INSTRUCTIONS TO FOLLOW → Isolate every line in the data with the string "JSON" and copy it.

start

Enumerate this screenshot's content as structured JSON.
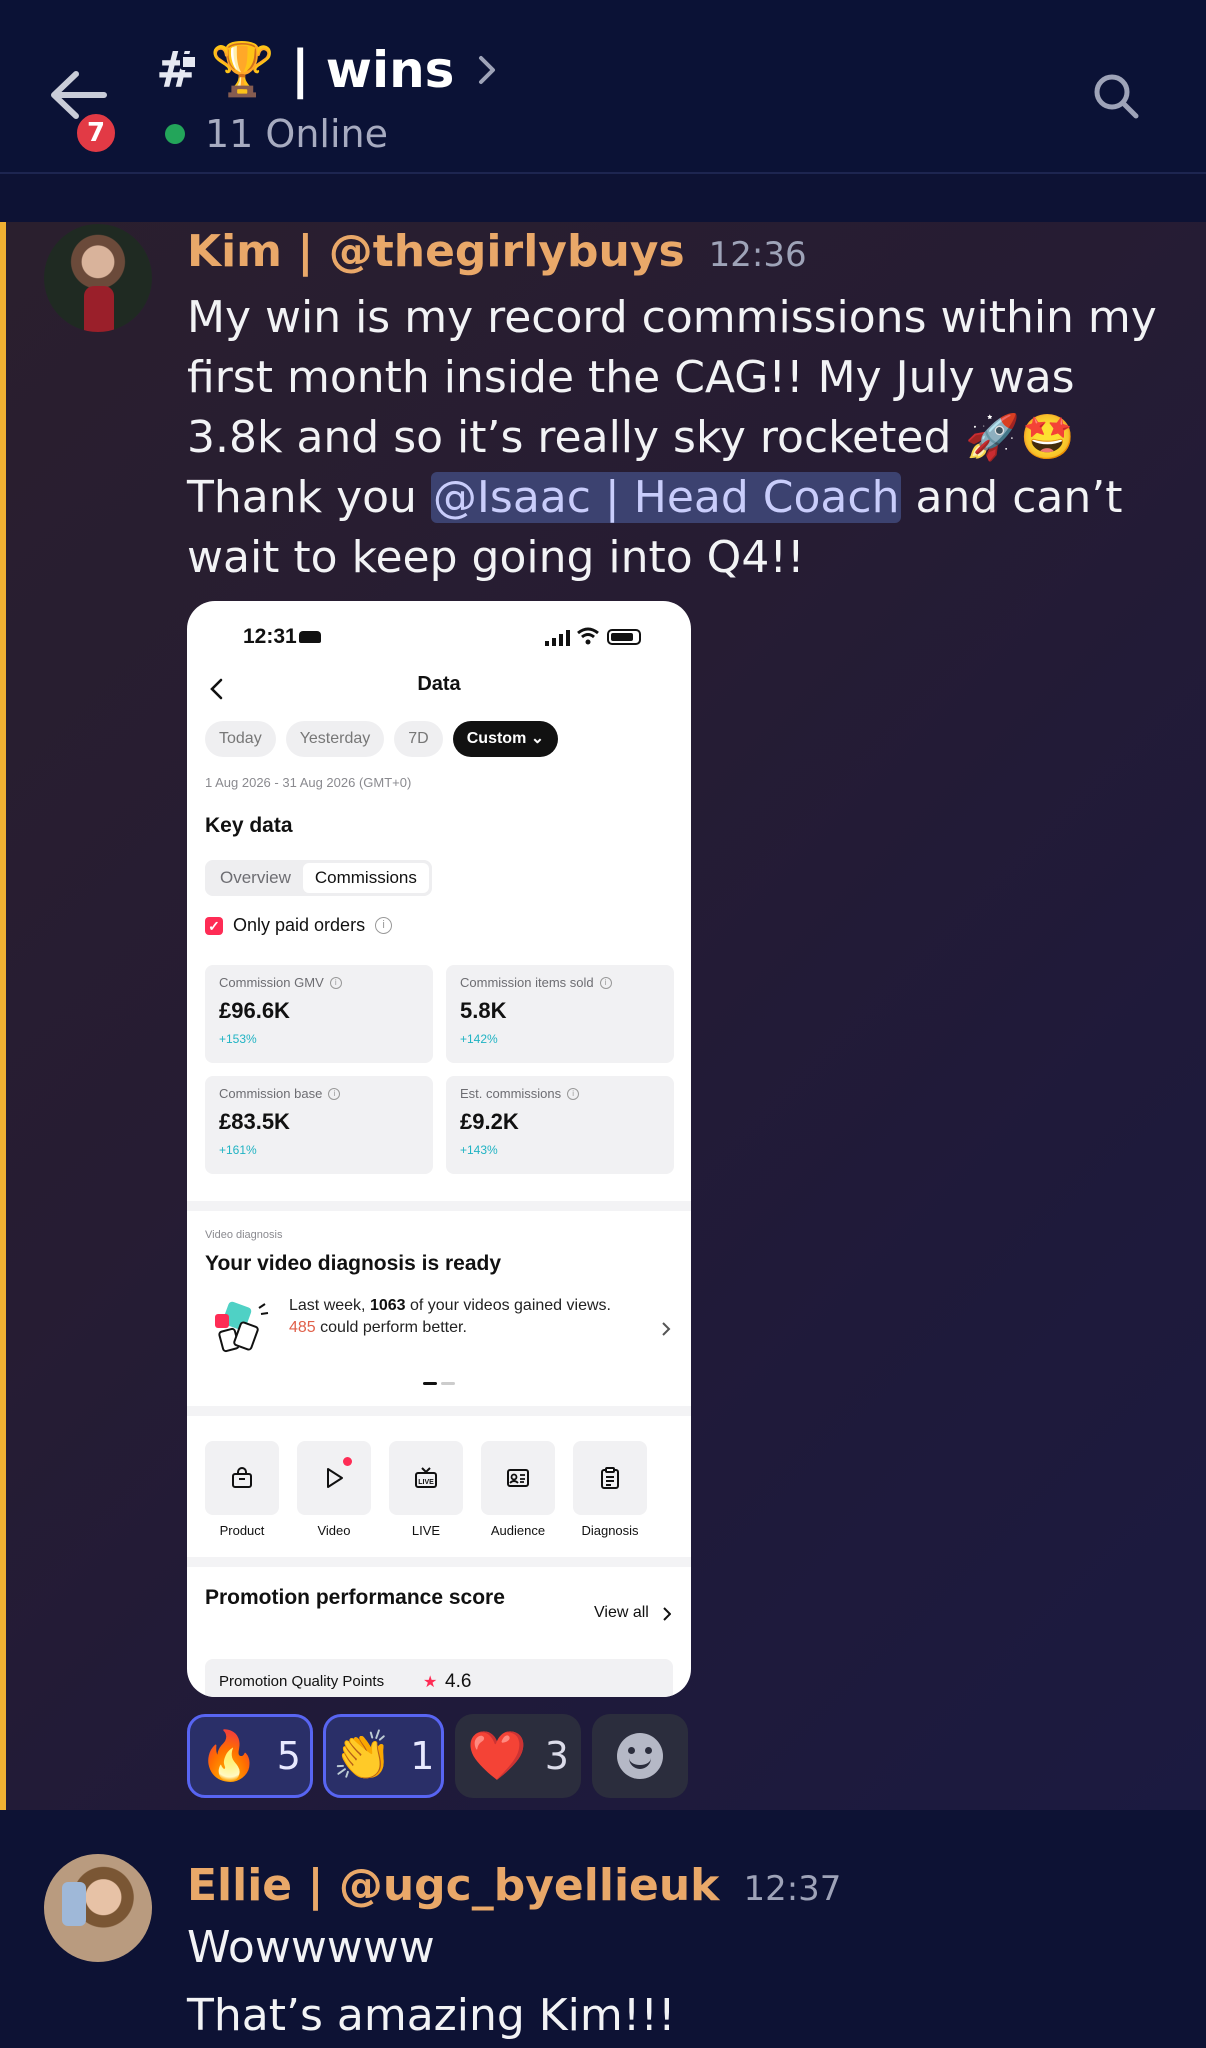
{
  "header": {
    "back_badge": "7",
    "channel_emoji": "🏆",
    "separator": "|",
    "channel_name": "wins",
    "online_text": "11 Online"
  },
  "message1": {
    "author": "Kim | @thegirlybuys",
    "time": "12:36",
    "text_before": "My win is my record commissions within my first month inside the CAG!! My July was 3.8k and so it’s really sky rocketed 🚀🤩Thank you ",
    "mention": "@Isaac | Head Coach",
    "text_after": " and can’t wait to keep going into Q4!!"
  },
  "screenshot": {
    "status_time": "12:31",
    "title": "Data",
    "chips": [
      "Today",
      "Yesterday",
      "7D",
      "Custom"
    ],
    "date_range": "1 Aug 2026 - 31 Aug 2026 (GMT+0)",
    "key_data_title": "Key data",
    "tabs": [
      "Overview",
      "Commissions"
    ],
    "paid_only_label": "Only paid orders",
    "cards": [
      {
        "label": "Commission GMV",
        "value": "£96.6K",
        "delta": "+153%"
      },
      {
        "label": "Commission items sold",
        "value": "5.8K",
        "delta": "+142%"
      },
      {
        "label": "Commission base",
        "value": "£83.5K",
        "delta": "+161%"
      },
      {
        "label": "Est. commissions",
        "value": "£9.2K",
        "delta": "+143%"
      }
    ],
    "video_diag_kicker": "Video diagnosis",
    "video_diag_title": "Your video diagnosis is ready",
    "video_diag_pre": "Last week, ",
    "video_diag_count": "1063",
    "video_diag_mid": " of your videos gained views. ",
    "video_diag_better": "485",
    "video_diag_post": " could perform better.",
    "tools": [
      "Product",
      "Video",
      "LIVE",
      "Audience",
      "Diagnosis"
    ],
    "promo_title": "Promotion performance score",
    "view_all": "View all",
    "pqp_label": "Promotion Quality Points",
    "pqp_value": "4.6"
  },
  "reactions": [
    {
      "emoji": "🔥",
      "count": "5",
      "mine": true
    },
    {
      "emoji": "👏",
      "count": "1",
      "mine": true
    },
    {
      "emoji": "❤️",
      "count": "3",
      "mine": false
    }
  ],
  "message2": {
    "author": "Ellie | @ugc_byellieuk",
    "time": "12:37",
    "lines": [
      "Wowwwww",
      "That’s amazing Kim!!!"
    ]
  },
  "colors": {
    "accent": "#5865f2",
    "highlight_bar": "#f0b132",
    "username": "#e9a869",
    "online": "#23a55a",
    "tiktok_red": "#fe2c55"
  }
}
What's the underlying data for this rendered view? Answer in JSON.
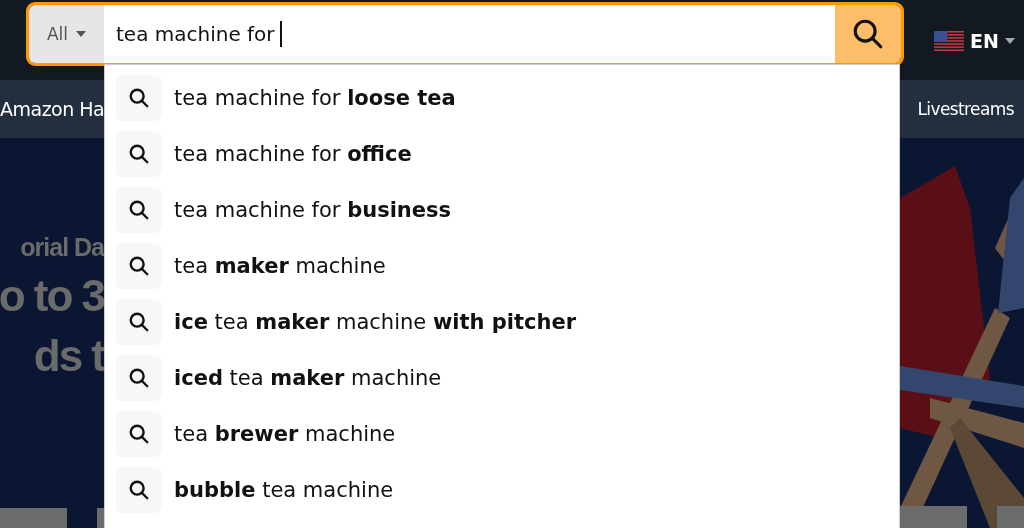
{
  "search": {
    "category": "All",
    "value": "tea machine for"
  },
  "language": {
    "code": "EN"
  },
  "nav": {
    "left": "Amazon Ha",
    "right": "Livestreams"
  },
  "hero": {
    "lines": [
      "orial Da",
      "o to 3",
      "ds t"
    ]
  },
  "suggestions": [
    {
      "text": "tea machine for **loose tea**"
    },
    {
      "text": "tea machine for **office**"
    },
    {
      "text": "tea machine for **business**"
    },
    {
      "text": "tea **maker** machine"
    },
    {
      "text": "**ice** tea **maker** machine **with pitcher**"
    },
    {
      "text": "**iced** tea **maker** machine"
    },
    {
      "text": "tea **brewer** machine"
    },
    {
      "text": "**bubble** tea machine"
    }
  ]
}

end

SOLUTION TO THE EXERCISE →
Enumerate this screenshot's content as structured JSON.
What's the underlying data for this rendered view? Answer in JSON.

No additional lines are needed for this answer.